### [EXERCISE GOAL]
Going through the material below, please gather all lines with the word "name" in them.

─── MATERIAL PROVIDED

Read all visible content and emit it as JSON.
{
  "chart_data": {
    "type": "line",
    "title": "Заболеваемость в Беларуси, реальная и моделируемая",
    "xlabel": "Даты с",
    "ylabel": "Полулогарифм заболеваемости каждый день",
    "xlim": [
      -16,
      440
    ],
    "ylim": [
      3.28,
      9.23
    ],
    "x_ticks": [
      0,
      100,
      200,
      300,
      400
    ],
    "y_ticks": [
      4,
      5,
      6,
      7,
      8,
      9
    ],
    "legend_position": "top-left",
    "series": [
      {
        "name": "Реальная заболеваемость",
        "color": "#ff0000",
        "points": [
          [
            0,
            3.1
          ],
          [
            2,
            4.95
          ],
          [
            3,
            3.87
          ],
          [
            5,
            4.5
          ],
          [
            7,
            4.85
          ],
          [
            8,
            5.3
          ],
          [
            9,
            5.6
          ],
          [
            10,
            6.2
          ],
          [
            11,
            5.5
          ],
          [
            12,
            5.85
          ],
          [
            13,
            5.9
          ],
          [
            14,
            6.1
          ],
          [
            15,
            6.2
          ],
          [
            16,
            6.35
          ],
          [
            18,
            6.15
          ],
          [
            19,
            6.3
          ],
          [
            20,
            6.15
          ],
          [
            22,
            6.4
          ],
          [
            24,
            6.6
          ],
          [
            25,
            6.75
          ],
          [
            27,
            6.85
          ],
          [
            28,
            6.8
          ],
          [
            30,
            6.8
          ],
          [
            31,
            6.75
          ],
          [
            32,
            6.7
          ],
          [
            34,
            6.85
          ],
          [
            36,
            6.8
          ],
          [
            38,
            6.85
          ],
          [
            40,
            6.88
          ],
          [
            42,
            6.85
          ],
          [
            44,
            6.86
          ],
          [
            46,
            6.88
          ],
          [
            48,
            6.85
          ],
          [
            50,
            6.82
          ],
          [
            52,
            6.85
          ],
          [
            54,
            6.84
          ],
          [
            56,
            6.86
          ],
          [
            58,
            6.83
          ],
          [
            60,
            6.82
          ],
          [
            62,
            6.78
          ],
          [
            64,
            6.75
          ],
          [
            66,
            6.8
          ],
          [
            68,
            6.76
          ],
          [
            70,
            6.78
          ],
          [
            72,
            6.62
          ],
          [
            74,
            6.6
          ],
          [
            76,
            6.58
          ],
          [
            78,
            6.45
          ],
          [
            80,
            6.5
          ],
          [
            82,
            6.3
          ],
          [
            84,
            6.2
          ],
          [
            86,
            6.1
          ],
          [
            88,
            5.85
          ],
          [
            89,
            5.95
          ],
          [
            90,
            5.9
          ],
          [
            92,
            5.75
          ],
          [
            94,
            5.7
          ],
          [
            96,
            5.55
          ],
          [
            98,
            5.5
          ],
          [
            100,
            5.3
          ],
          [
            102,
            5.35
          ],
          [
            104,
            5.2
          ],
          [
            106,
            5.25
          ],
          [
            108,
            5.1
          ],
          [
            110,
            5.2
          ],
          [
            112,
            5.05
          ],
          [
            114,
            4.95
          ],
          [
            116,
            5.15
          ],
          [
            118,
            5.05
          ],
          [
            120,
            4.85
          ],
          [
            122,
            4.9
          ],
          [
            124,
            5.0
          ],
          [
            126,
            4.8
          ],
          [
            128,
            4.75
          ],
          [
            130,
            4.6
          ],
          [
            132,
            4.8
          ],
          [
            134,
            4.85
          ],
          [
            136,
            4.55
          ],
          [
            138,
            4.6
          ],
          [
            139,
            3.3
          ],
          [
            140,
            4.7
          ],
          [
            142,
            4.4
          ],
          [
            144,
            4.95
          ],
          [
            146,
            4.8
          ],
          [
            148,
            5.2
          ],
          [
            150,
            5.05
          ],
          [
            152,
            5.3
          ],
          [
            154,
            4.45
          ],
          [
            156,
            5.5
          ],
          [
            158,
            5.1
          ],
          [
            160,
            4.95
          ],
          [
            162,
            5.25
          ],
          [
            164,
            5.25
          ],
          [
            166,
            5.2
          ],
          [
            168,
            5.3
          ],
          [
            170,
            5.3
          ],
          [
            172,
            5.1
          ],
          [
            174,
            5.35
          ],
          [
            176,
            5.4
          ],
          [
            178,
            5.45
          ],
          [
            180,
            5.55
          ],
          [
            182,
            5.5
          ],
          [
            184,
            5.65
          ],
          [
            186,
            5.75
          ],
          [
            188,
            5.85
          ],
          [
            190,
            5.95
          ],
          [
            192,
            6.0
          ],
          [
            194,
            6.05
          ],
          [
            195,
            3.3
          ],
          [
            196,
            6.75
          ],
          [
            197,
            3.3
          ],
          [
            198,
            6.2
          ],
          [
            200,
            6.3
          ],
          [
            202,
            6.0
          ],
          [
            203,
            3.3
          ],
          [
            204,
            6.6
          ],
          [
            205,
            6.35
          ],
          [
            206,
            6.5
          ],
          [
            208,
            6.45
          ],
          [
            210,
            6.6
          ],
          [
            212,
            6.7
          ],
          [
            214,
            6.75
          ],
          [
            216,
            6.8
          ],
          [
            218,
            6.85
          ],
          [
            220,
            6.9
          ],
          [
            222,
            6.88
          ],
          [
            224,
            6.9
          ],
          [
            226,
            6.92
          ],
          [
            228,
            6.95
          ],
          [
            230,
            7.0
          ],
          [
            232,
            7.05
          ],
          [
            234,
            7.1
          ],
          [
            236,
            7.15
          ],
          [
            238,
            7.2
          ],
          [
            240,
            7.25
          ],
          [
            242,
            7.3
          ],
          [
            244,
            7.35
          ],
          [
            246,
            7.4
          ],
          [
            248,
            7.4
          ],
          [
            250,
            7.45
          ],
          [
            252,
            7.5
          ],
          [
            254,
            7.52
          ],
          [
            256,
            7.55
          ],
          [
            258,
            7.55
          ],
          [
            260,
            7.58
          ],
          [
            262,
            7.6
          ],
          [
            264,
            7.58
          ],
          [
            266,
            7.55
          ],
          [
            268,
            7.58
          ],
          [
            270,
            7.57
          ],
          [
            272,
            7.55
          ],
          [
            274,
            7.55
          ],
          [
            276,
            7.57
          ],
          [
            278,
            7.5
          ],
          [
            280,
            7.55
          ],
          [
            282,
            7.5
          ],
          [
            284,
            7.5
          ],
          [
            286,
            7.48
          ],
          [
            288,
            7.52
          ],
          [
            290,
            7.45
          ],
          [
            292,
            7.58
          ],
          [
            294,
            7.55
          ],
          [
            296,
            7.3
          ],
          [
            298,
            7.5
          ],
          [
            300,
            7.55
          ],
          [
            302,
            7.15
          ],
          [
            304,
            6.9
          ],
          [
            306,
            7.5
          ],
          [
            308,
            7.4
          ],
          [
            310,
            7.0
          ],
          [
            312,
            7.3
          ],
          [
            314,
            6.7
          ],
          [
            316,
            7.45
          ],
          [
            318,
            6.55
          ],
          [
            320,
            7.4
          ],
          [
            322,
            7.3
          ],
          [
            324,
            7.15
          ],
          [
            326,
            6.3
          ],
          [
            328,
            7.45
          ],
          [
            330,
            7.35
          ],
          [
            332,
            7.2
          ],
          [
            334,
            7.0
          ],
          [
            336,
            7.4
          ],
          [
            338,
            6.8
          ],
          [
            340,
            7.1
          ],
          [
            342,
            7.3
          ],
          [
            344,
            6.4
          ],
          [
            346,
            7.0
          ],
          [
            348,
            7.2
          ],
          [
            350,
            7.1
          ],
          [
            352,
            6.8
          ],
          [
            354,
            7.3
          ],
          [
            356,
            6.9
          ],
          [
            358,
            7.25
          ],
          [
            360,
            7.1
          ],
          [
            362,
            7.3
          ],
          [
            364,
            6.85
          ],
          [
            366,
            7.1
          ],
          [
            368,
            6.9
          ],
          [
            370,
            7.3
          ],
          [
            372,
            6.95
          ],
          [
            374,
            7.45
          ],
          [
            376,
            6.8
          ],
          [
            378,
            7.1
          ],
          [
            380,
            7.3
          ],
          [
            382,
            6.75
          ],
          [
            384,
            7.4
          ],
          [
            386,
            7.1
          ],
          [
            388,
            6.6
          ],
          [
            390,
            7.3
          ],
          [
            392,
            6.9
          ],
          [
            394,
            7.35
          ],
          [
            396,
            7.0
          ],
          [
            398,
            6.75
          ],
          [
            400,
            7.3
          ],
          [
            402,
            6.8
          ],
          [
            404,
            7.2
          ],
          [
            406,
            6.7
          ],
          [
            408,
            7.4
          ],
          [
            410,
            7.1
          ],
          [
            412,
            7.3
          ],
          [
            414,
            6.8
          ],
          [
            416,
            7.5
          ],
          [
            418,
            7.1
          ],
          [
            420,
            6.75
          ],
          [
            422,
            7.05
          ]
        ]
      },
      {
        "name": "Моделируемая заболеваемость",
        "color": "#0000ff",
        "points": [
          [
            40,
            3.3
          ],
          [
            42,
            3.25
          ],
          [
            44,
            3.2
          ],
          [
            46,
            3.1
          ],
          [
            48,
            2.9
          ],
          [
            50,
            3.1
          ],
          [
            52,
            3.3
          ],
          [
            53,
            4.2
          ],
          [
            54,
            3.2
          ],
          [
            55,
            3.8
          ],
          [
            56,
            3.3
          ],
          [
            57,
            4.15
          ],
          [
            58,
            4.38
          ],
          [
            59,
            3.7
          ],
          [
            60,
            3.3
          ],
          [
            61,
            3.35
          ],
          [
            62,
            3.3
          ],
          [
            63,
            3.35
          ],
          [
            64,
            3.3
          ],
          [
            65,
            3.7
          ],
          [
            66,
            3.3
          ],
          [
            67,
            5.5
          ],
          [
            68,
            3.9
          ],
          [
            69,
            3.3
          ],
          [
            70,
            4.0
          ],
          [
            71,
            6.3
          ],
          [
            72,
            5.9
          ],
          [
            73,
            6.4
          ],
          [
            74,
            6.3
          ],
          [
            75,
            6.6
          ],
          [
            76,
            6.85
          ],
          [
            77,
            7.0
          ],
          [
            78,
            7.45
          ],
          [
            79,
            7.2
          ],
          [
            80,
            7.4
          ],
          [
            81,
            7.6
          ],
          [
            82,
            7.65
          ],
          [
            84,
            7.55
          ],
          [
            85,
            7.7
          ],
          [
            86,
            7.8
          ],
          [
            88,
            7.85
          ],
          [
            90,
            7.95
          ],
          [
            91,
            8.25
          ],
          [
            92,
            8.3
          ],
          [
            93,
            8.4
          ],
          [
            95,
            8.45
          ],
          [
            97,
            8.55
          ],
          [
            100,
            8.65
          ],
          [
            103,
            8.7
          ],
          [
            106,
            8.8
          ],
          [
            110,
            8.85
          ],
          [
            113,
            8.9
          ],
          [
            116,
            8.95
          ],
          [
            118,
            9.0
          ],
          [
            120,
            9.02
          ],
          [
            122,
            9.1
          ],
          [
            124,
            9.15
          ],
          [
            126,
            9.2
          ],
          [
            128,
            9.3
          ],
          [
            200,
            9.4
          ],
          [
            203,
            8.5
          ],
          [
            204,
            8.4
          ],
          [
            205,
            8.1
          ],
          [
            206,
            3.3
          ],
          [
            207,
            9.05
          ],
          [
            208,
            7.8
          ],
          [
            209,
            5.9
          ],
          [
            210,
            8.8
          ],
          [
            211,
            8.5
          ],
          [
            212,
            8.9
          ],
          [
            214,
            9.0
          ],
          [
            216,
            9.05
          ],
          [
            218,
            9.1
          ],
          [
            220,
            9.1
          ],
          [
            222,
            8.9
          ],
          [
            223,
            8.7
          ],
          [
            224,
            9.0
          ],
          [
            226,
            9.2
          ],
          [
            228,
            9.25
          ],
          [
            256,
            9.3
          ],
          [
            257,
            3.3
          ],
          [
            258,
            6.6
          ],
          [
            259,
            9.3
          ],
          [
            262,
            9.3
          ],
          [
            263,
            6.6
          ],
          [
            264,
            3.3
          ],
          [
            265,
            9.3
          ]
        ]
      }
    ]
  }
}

──────

### [SOLUTION FOR THIS PROBLEM]
        "name": "Реальная заболеваемость",
        "name": "Моделируемая заболеваемость",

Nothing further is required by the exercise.